Collected data
====================

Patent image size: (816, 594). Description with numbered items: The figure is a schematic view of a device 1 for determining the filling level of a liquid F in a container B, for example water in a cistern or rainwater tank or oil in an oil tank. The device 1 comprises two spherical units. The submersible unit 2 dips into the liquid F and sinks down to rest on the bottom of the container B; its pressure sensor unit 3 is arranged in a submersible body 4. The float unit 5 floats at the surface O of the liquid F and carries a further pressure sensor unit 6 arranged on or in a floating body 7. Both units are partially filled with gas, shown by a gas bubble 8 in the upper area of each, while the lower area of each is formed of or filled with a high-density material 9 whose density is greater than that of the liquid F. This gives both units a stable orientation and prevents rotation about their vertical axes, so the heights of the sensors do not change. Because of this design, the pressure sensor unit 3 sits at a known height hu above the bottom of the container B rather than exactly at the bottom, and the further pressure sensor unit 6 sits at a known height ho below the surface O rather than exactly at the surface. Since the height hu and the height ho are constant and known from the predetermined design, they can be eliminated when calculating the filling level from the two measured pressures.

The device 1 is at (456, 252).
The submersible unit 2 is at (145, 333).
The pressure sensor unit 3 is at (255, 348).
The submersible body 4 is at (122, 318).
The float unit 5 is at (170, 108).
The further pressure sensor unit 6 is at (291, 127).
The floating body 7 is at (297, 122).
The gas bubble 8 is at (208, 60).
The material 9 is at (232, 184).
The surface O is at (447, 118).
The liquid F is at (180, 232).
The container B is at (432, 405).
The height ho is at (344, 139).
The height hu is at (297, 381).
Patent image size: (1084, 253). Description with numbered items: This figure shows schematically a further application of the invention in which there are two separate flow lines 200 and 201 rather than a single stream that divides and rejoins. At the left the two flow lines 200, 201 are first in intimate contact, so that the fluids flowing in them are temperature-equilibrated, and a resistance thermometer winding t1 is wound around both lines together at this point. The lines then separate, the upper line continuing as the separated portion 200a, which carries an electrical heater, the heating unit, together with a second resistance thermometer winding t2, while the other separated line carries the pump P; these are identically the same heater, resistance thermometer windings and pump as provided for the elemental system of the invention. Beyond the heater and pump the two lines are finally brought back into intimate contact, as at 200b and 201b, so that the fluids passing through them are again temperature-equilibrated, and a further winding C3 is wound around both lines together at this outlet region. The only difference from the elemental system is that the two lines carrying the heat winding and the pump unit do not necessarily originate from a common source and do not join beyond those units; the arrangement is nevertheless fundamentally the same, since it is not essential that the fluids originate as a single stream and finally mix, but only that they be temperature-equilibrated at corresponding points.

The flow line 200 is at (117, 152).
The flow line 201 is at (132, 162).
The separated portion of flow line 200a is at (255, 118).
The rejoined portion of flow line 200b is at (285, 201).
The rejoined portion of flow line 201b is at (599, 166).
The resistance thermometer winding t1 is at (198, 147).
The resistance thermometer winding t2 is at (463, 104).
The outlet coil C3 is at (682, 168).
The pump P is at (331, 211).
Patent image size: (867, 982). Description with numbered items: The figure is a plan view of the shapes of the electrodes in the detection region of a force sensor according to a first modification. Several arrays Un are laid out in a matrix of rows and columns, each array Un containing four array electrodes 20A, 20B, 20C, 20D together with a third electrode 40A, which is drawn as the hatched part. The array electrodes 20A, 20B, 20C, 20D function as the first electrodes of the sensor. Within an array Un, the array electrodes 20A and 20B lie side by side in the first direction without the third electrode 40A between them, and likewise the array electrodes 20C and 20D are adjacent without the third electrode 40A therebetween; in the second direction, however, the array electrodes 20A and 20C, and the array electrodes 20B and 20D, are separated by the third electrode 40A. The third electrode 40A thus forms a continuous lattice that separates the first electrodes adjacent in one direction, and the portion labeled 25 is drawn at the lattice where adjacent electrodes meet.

====================

*Short task:*
Can you copy every line of the material above, word for word?

*Answer to this task:*
Patent image size: (816, 594). Description with numbered items: The figure is a schematic view of a device 1 for determining the filling level of a liquid F in a container B, for example water in a cistern or rainwater tank or oil in an oil tank. The device 1 comprises two spherical units. The submersible unit 2 dips into the liquid F and sinks down to rest on the bottom of the container B; its pressure sensor unit 3 is arranged in a submersible body 4. The float unit 5 floats at the surface O of the liquid F and carries a further pressure sensor unit 6 arranged on or in a floating body 7. Both units are partially filled with gas, shown by a gas bubble 8 in the upper area of each, while the lower area of each is formed of or filled with a high-density material 9 whose density is greater than that of the liquid F. This gives both units a stable orientation and prevents rotation about their vertical axes, so the heights of the sensors do not change. Because of this design, the pressure sensor unit 3 sits at a known height hu above the bottom of the container B rather than exactly at the bottom, and the further pressure sensor unit 6 sits at a known height ho below the surface O rather than exactly at the surface. Since the height hu and the height ho are constant and known from the predetermined design, they can be eliminated when calculating the filling level from the two measured pressures.

The device 1 is at (456, 252).
The submersible unit 2 is at (145, 333).
The pressure sensor unit 3 is at (255, 348).
The submersible body 4 is at (122, 318).
The float unit 5 is at (170, 108).
The further pressure sensor unit 6 is at (291, 127).
The floating body 7 is at (297, 122).
The gas bubble 8 is at (208, 60).
The material 9 is at (232, 184).
The surface O is at (447, 118).
The liquid F is at (180, 232).
The container B is at (432, 405).
The height ho is at (344, 139).
The height hu is at (297, 381).
Patent image size: (1084, 253). Description with numbered items: This figure shows schematically a further application of the invention in which there are two separate flow lines 200 and 201 rather than a single stream that divides and rejoins. At the left the two flow lines 200, 201 are first in intimate contact, so that the fluids flowing in them are temperature-equilibrated, and a resistance thermometer winding t1 is wound around both lines together at this point. The lines then separate, the upper line continuing as the separated portion 200a, which carries an electrical heater, the heating unit, together with a second resistance thermometer winding t2, while the other separated line carries the pump P; these are identically the same heater, resistance thermometer windings and pump as provided for the elemental system of the invention. Beyond the heater and pump the two lines are finally brought back into intimate contact, as at 200b and 201b, so that the fluids passing through them are again temperature-equilibrated, and a further winding C3 is wound around both lines together at this outlet region. The only difference from the elemental system is that the two lines carrying the heat winding and the pump unit do not necessarily originate from a common source and do not join beyond those units; the arrangement is nevertheless fundamentally the same, since it is not essential that the fluids originate as a single stream and finally mix, but only that they be temperature-equilibrated at corresponding points.

The flow line 200 is at (117, 152).
The flow line 201 is at (132, 162).
The separated portion of flow line 200a is at (255, 118).
The rejoined portion of flow line 200b is at (285, 201).
The rejoined portion of flow line 201b is at (599, 166).
The resistance thermometer winding t1 is at (198, 147).
The resistance thermometer winding t2 is at (463, 104).
The outlet coil C3 is at (682, 168).
The pump P is at (331, 211).
Patent image size: (867, 982). Description with numbered items: The figure is a plan view of the shapes of the electrodes in the detection region of a force sensor according to a first modification. Several arrays Un are laid out in a matrix of rows and columns, each array Un containing four array electrodes 20A, 20B, 20C, 20D together with a third electrode 40A, which is drawn as the hatched part. The array electrodes 20A, 20B, 20C, 20D function as the first electrodes of the sensor. Within an array Un, the array electrodes 20A and 20B lie side by side in the first direction without the third electrode 40A between them, and likewise the array electrodes 20C and 20D are adjacent without the third electrode 40A therebetween; in the second direction, however, the array electrodes 20A and 20C, and the array electrodes 20B and 20D, are separated by the third electrode 40A. The third electrode 40A thus forms a continuous lattice that separates the first electrodes adjacent in one direction, and the portion labeled 25 is drawn at the lattice where adjacent electrodes meet.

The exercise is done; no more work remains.